— Start —

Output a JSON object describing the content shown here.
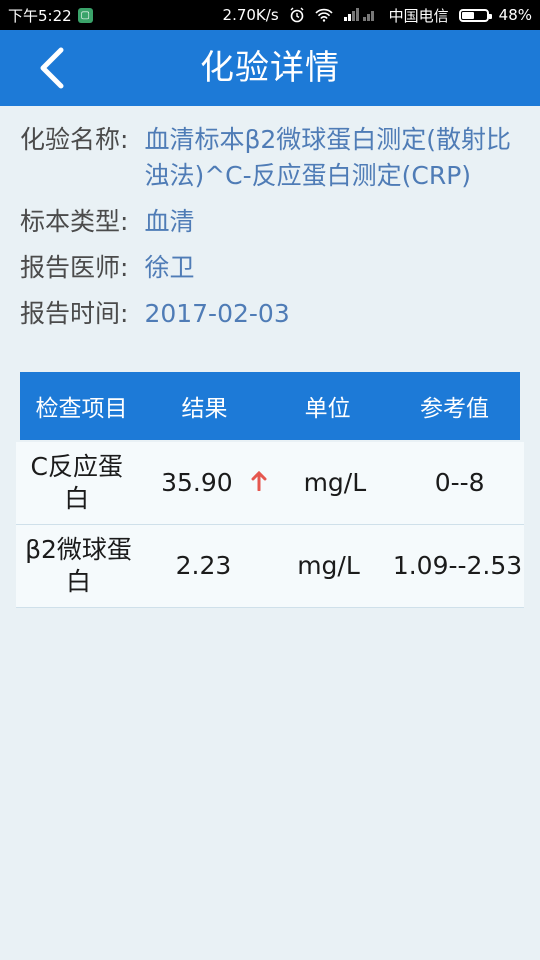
{
  "status_bar": {
    "time": "下午5:22",
    "speed": "2.70K/s",
    "carrier": "中国电信",
    "battery_percent": "48%",
    "battery_level": 0.48
  },
  "header": {
    "title": "化验详情"
  },
  "info": {
    "name_label": "化验名称:",
    "name_value": "血清标本β2微球蛋白测定(散射比浊法)^C-反应蛋白测定(CRP)",
    "type_label": "标本类型:",
    "type_value": "血清",
    "doctor_label": "报告医师:",
    "doctor_value": "徐卫",
    "time_label": "报告时间:",
    "time_value": "2017-02-03"
  },
  "table": {
    "headers": [
      "检查项目",
      "结果",
      "单位",
      "参考值"
    ],
    "rows": [
      {
        "item": "C反应蛋白",
        "result": "35.90",
        "flag": "up-arrow",
        "unit": "mg/L",
        "ref": "0--8"
      },
      {
        "item": "β2微球蛋白",
        "result": "2.23",
        "flag": "",
        "unit": "mg/L",
        "ref": "1.09--2.53"
      }
    ]
  },
  "colors": {
    "primary": "#1d7ad7",
    "background": "#e9f1f5",
    "value_text": "#4f7cb6",
    "alert_arrow": "#e5574f"
  }
}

— End —

THE PROBLEM: Images in the data above are to be skipped. Retype all other material exactly.

SOLVED EXERCISE:
Output a JSON object describing the content shown here.
{
  "status_bar": {
    "time": "下午5:22",
    "speed": "2.70K/s",
    "carrier": "中国电信",
    "battery_percent": "48%",
    "battery_level": 0.48
  },
  "header": {
    "title": "化验详情"
  },
  "info": {
    "name_label": "化验名称:",
    "name_value": "血清标本β2微球蛋白测定(散射比浊法)^C-反应蛋白测定(CRP)",
    "type_label": "标本类型:",
    "type_value": "血清",
    "doctor_label": "报告医师:",
    "doctor_value": "徐卫",
    "time_label": "报告时间:",
    "time_value": "2017-02-03"
  },
  "table": {
    "headers": [
      "检查项目",
      "结果",
      "单位",
      "参考值"
    ],
    "rows": [
      {
        "item": "C反应蛋白",
        "result": "35.90",
        "flag": "up-arrow",
        "unit": "mg/L",
        "ref": "0--8"
      },
      {
        "item": "β2微球蛋白",
        "result": "2.23",
        "flag": "",
        "unit": "mg/L",
        "ref": "1.09--2.53"
      }
    ]
  },
  "colors": {
    "primary": "#1d7ad7",
    "background": "#e9f1f5",
    "value_text": "#4f7cb6",
    "alert_arrow": "#e5574f"
  }
}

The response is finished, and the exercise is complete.